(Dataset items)
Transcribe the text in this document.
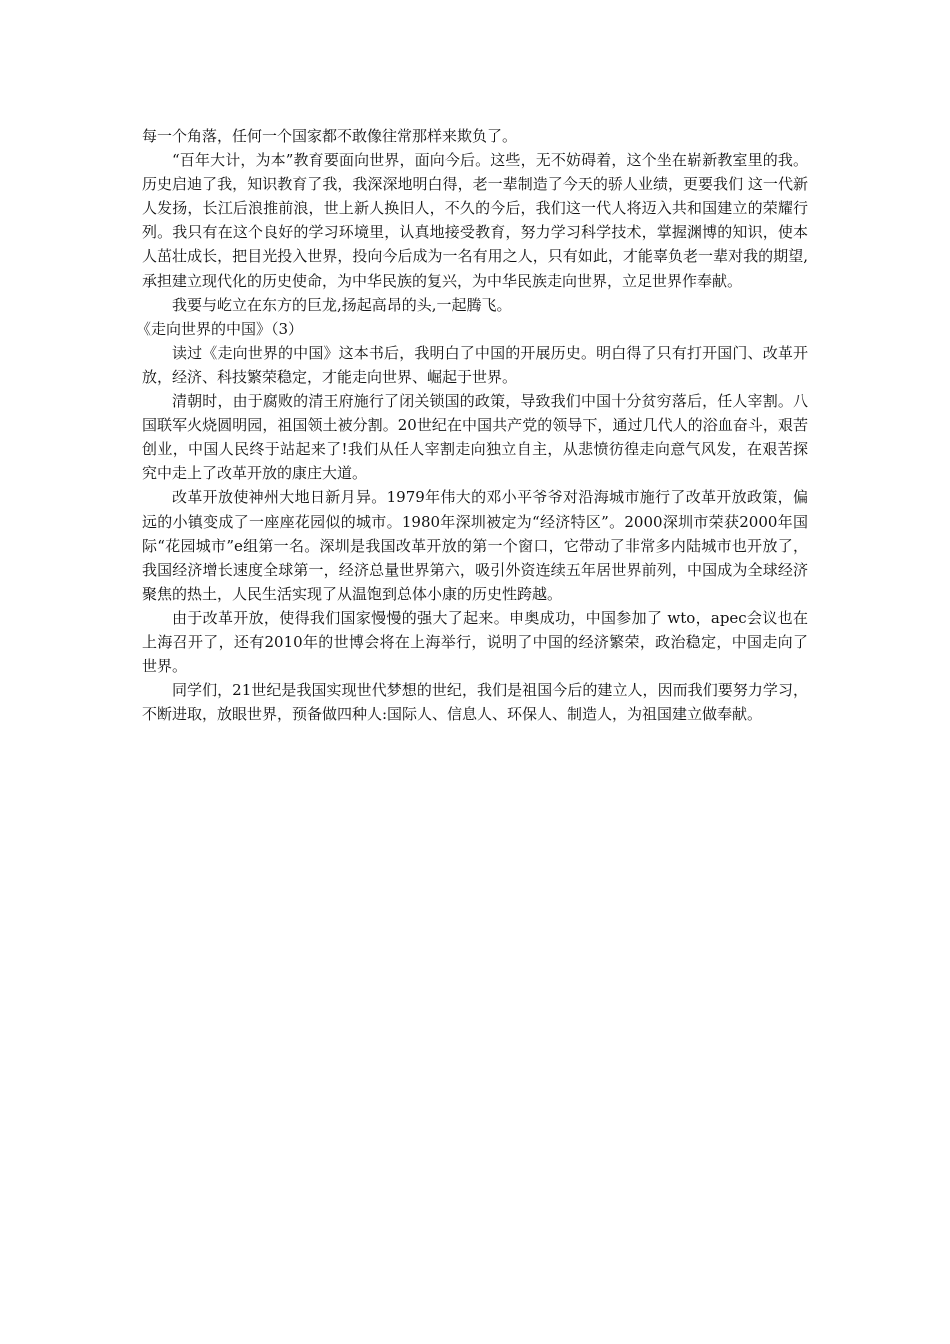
每一个角落，任何一个国家都不敢像往常那样来欺负了。

“百年大计，为本”教育要面向世界，面向今后。这些，无不妨碍着，这个坐在崭新教室里的我。历史启迪了我，知识教育了我，我深深地明白得，老一辈制造了今天的骄人业绩，更要我们 这一代新人发扬，长江后浪推前浪，世上新人换旧人，不久的今后，我们这一代人将迈入共和国建立的荣耀行列。我只有在这个良好的学习环境里，认真地接受教育，努力学习科学技术，掌握渊博的知识，使本人茁壮成长，把目光投入世界，投向今后成为一名有用之人，只有如此，才能辜负老一辈对我的期望,承担建立现代化的历史使命，为中华民族的复兴，为中华民族走向世界，立足世界作奉献。

我要与屹立在东方的巨龙,扬起高昂的头,一起腾飞。

《走向世界的中国》（3）

读过《走向世界的中国》这本书后，我明白了中国的开展历史。明白得了只有打开国门、改革开放，经济、科技繁荣稳定，才能走向世界、崛起于世界。

清朝时，由于腐败的清王府施行了闭关锁国的政策，导致我们中国十分贫穷落后，任人宰割。八国联军火烧圆明园，祖国领土被分割。20世纪在中国共产党的领导下，通过几代人的浴血奋斗，艰苦创业，中国人民终于站起来了!我们从任人宰割走向独立自主，从悲愤彷徨走向意气风发，在艰苦探究中走上了改革开放的康庄大道。

改革开放使神州大地日新月异。1979年伟大的邓小平爷爷对沿海城市施行了改革开放政策，偏远的小镇变成了一座座花园似的城市。1980年深圳被定为“经济特区”。2000深圳市荣获2000年国际“花园城市”e组第一名。深圳是我国改革开放的第一个窗口，它带动了非常多内陆城市也开放了，我国经济增长速度全球第一，经济总量世界第六，吸引外资连续五年居世界前列，中国成为全球经济聚焦的热土，人民生活实现了从温饱到总体小康的历史性跨越。

由于改革开放，使得我们国家慢慢的强大了起来。申奥成功，中国参加了 wto，apec会议也在上海召开了，还有2010年的世博会将在上海举行，说明了中国的经济繁荣，政治稳定，中国走向了世界。

同学们，21世纪是我国实现世代梦想的世纪，我们是祖国今后的建立人，因而我们要努力学习，不断进取，放眼世界，预备做四种人:国际人、信息人、环保人、制造人，为祖国建立做奉献。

*GOAL OF THE EXERCISE*. Write out the material above again, word for word, minus its pictures.

*EXPECTED ANSWER*.
Transcribe the text in this document.
每一个角落，任何一个国家都不敢像往常那样来欺负了。

“百年大计，为本”教育要面向世界，面向今后。这些，无不妨碍着，这个坐在崭新教室里的我。历史启迪了我，知识教育了我，我深深地明白得，老一辈制造了今天的骄人业绩，更要我们 这一代新人发扬，长江后浪推前浪，世上新人换旧人，不久的今后，我们这一代人将迈入共和国建立的荣耀行列。我只有在这个良好的学习环境里，认真地接受教育，努力学习科学技术，掌握渊博的知识，使本人茁壮成长，把目光投入世界，投向今后成为一名有用之人，只有如此，才能辜负老一辈对我的期望,承担建立现代化的历史使命，为中华民族的复兴，为中华民族走向世界，立足世界作奉献。

我要与屹立在东方的巨龙,扬起高昂的头,一起腾飞。

《走向世界的中国》（3）

读过《走向世界的中国》这本书后，我明白了中国的开展历史。明白得了只有打开国门、改革开放，经济、科技繁荣稳定，才能走向世界、崛起于世界。

清朝时，由于腐败的清王府施行了闭关锁国的政策，导致我们中国十分贫穷落后，任人宰割。八国联军火烧圆明园，祖国领土被分割。20世纪在中国共产党的领导下，通过几代人的浴血奋斗，艰苦创业，中国人民终于站起来了!我们从任人宰割走向独立自主，从悲愤彷徨走向意气风发，在艰苦探究中走上了改革开放的康庄大道。

改革开放使神州大地日新月异。1979年伟大的邓小平爷爷对沿海城市施行了改革开放政策，偏远的小镇变成了一座座花园似的城市。1980年深圳被定为“经济特区”。2000深圳市荣获2000年国际“花园城市”e组第一名。深圳是我国改革开放的第一个窗口，它带动了非常多内陆城市也开放了，我国经济增长速度全球第一，经济总量世界第六，吸引外资连续五年居世界前列，中国成为全球经济聚焦的热土，人民生活实现了从温饱到总体小康的历史性跨越。

由于改革开放，使得我们国家慢慢的强大了起来。申奥成功，中国参加了 wto，apec会议也在上海召开了，还有2010年的世博会将在上海举行，说明了中国的经济繁荣，政治稳定，中国走向了世界。

同学们，21世纪是我国实现世代梦想的世纪，我们是祖国今后的建立人，因而我们要努力学习，不断进取，放眼世界，预备做四种人:国际人、信息人、环保人、制造人，为祖国建立做奉献。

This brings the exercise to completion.